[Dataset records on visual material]

.....

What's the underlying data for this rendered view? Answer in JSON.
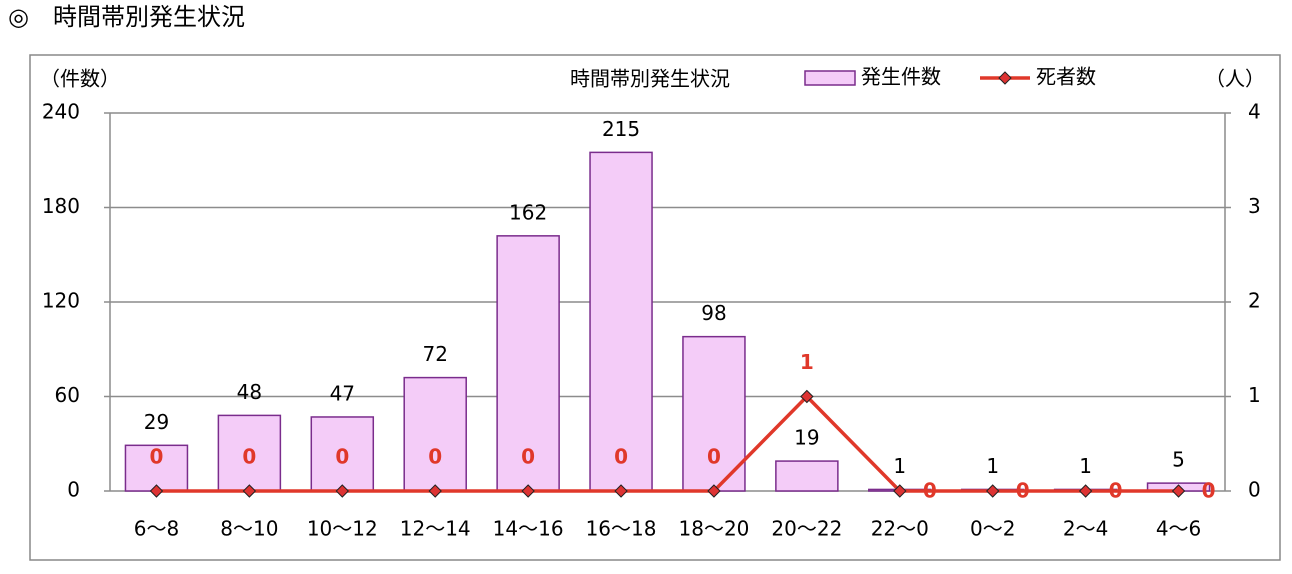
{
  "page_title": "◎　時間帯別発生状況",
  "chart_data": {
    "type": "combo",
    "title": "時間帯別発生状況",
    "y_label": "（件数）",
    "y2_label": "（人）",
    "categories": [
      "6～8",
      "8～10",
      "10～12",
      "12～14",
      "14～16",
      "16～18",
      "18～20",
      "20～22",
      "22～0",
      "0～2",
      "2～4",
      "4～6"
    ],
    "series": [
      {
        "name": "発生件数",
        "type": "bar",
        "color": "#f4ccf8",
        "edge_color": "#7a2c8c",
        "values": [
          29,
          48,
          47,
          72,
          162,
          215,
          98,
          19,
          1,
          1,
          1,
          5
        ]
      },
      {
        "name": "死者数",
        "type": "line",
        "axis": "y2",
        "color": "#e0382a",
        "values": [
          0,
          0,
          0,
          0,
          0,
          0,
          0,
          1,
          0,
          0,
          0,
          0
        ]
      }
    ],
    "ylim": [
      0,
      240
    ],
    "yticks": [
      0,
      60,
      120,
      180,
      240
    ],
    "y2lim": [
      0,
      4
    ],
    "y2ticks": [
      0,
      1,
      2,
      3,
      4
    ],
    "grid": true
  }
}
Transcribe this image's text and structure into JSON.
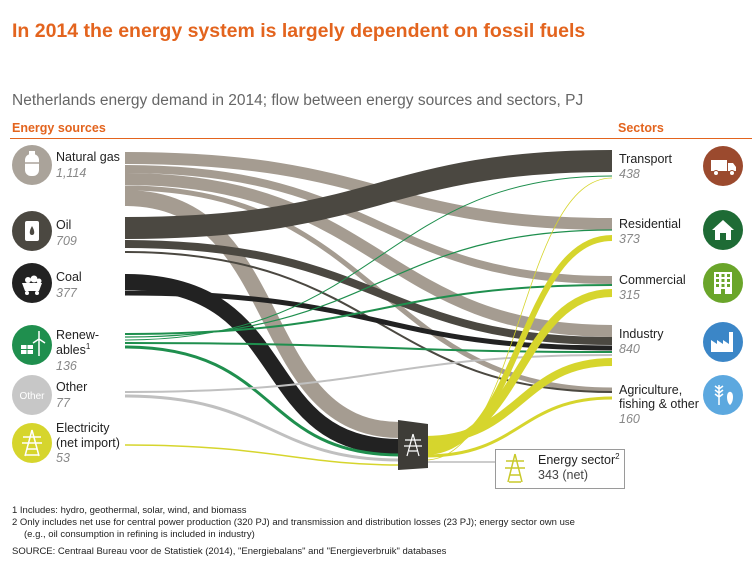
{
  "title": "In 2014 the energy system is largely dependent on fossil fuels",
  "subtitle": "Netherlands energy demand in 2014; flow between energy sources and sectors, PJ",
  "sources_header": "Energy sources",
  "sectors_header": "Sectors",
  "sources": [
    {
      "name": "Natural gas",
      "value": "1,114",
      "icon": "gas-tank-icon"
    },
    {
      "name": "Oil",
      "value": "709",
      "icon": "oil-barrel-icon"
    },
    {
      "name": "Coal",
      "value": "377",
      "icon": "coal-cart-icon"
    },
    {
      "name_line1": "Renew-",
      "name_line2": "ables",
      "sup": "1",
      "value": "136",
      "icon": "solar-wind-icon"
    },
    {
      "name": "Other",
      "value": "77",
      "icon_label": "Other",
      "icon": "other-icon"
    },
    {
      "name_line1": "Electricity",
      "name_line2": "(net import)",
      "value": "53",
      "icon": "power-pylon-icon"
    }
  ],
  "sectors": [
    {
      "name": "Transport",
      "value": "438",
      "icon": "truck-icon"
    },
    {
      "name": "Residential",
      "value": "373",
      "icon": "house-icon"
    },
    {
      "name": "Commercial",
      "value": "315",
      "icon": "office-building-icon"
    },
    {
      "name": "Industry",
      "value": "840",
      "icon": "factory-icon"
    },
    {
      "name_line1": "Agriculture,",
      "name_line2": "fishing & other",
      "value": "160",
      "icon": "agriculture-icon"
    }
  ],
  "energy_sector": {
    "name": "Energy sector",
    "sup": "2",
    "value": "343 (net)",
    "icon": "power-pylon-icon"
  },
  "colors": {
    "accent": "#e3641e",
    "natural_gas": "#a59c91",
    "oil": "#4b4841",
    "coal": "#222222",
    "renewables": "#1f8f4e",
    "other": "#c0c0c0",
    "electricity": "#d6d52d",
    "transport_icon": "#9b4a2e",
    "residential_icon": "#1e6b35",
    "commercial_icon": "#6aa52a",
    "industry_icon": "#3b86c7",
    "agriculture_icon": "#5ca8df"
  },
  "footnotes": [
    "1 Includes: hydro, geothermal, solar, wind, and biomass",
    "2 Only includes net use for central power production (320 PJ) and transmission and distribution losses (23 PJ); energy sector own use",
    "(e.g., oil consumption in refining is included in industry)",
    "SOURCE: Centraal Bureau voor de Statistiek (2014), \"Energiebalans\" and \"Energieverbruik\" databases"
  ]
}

.....

Aim of the exercise — Each entry above should be reproduced exactly, with the pictures removed.

Solution for this problem —
What's the underlying data for this rendered view? Answer in JSON.
{
  "page_title": "◎　時間帯別発生状況",
  "chart_data": {
    "type": "combo",
    "title": "時間帯別発生状況",
    "y_label": "（件数）",
    "y2_label": "（人）",
    "categories": [
      "6～8",
      "8～10",
      "10～12",
      "12～14",
      "14～16",
      "16～18",
      "18～20",
      "20～22",
      "22～0",
      "0～2",
      "2～4",
      "4～6"
    ],
    "series": [
      {
        "name": "発生件数",
        "type": "bar",
        "color": "#f4ccf8",
        "edge_color": "#7a2c8c",
        "values": [
          29,
          48,
          47,
          72,
          162,
          215,
          98,
          19,
          1,
          1,
          1,
          5
        ]
      },
      {
        "name": "死者数",
        "type": "line",
        "axis": "y2",
        "color": "#e0382a",
        "values": [
          0,
          0,
          0,
          0,
          0,
          0,
          0,
          1,
          0,
          0,
          0,
          0
        ]
      }
    ],
    "ylim": [
      0,
      240
    ],
    "yticks": [
      0,
      60,
      120,
      180,
      240
    ],
    "y2lim": [
      0,
      4
    ],
    "y2ticks": [
      0,
      1,
      2,
      3,
      4
    ],
    "grid": true
  }
}
Transcribe this image's text and structure into JSON.
{
  "title": "In 2014 the energy system is largely dependent on fossil fuels",
  "subtitle": "Netherlands energy demand in 2014; flow between energy sources and sectors, PJ",
  "sources_header": "Energy sources",
  "sectors_header": "Sectors",
  "sources": [
    {
      "name": "Natural gas",
      "value": "1,114",
      "icon": "gas-tank-icon"
    },
    {
      "name": "Oil",
      "value": "709",
      "icon": "oil-barrel-icon"
    },
    {
      "name": "Coal",
      "value": "377",
      "icon": "coal-cart-icon"
    },
    {
      "name_line1": "Renew-",
      "name_line2": "ables",
      "sup": "1",
      "value": "136",
      "icon": "solar-wind-icon"
    },
    {
      "name": "Other",
      "value": "77",
      "icon_label": "Other",
      "icon": "other-icon"
    },
    {
      "name_line1": "Electricity",
      "name_line2": "(net import)",
      "value": "53",
      "icon": "power-pylon-icon"
    }
  ],
  "sectors": [
    {
      "name": "Transport",
      "value": "438",
      "icon": "truck-icon"
    },
    {
      "name": "Residential",
      "value": "373",
      "icon": "house-icon"
    },
    {
      "name": "Commercial",
      "value": "315",
      "icon": "office-building-icon"
    },
    {
      "name": "Industry",
      "value": "840",
      "icon": "factory-icon"
    },
    {
      "name_line1": "Agriculture,",
      "name_line2": "fishing & other",
      "value": "160",
      "icon": "agriculture-icon"
    }
  ],
  "energy_sector": {
    "name": "Energy sector",
    "sup": "2",
    "value": "343 (net)",
    "icon": "power-pylon-icon"
  },
  "colors": {
    "accent": "#e3641e",
    "natural_gas": "#a59c91",
    "oil": "#4b4841",
    "coal": "#222222",
    "renewables": "#1f8f4e",
    "other": "#c0c0c0",
    "electricity": "#d6d52d",
    "transport_icon": "#9b4a2e",
    "residential_icon": "#1e6b35",
    "commercial_icon": "#6aa52a",
    "industry_icon": "#3b86c7",
    "agriculture_icon": "#5ca8df"
  },
  "footnotes": [
    "1 Includes: hydro, geothermal, solar, wind, and biomass",
    "2 Only includes net use for central power production (320 PJ) and transmission and distribution losses (23 PJ); energy sector own use",
    "(e.g., oil consumption in refining is included in industry)",
    "SOURCE: Centraal Bureau voor de Statistiek (2014), \"Energiebalans\" and \"Energieverbruik\" databases"
  ]
}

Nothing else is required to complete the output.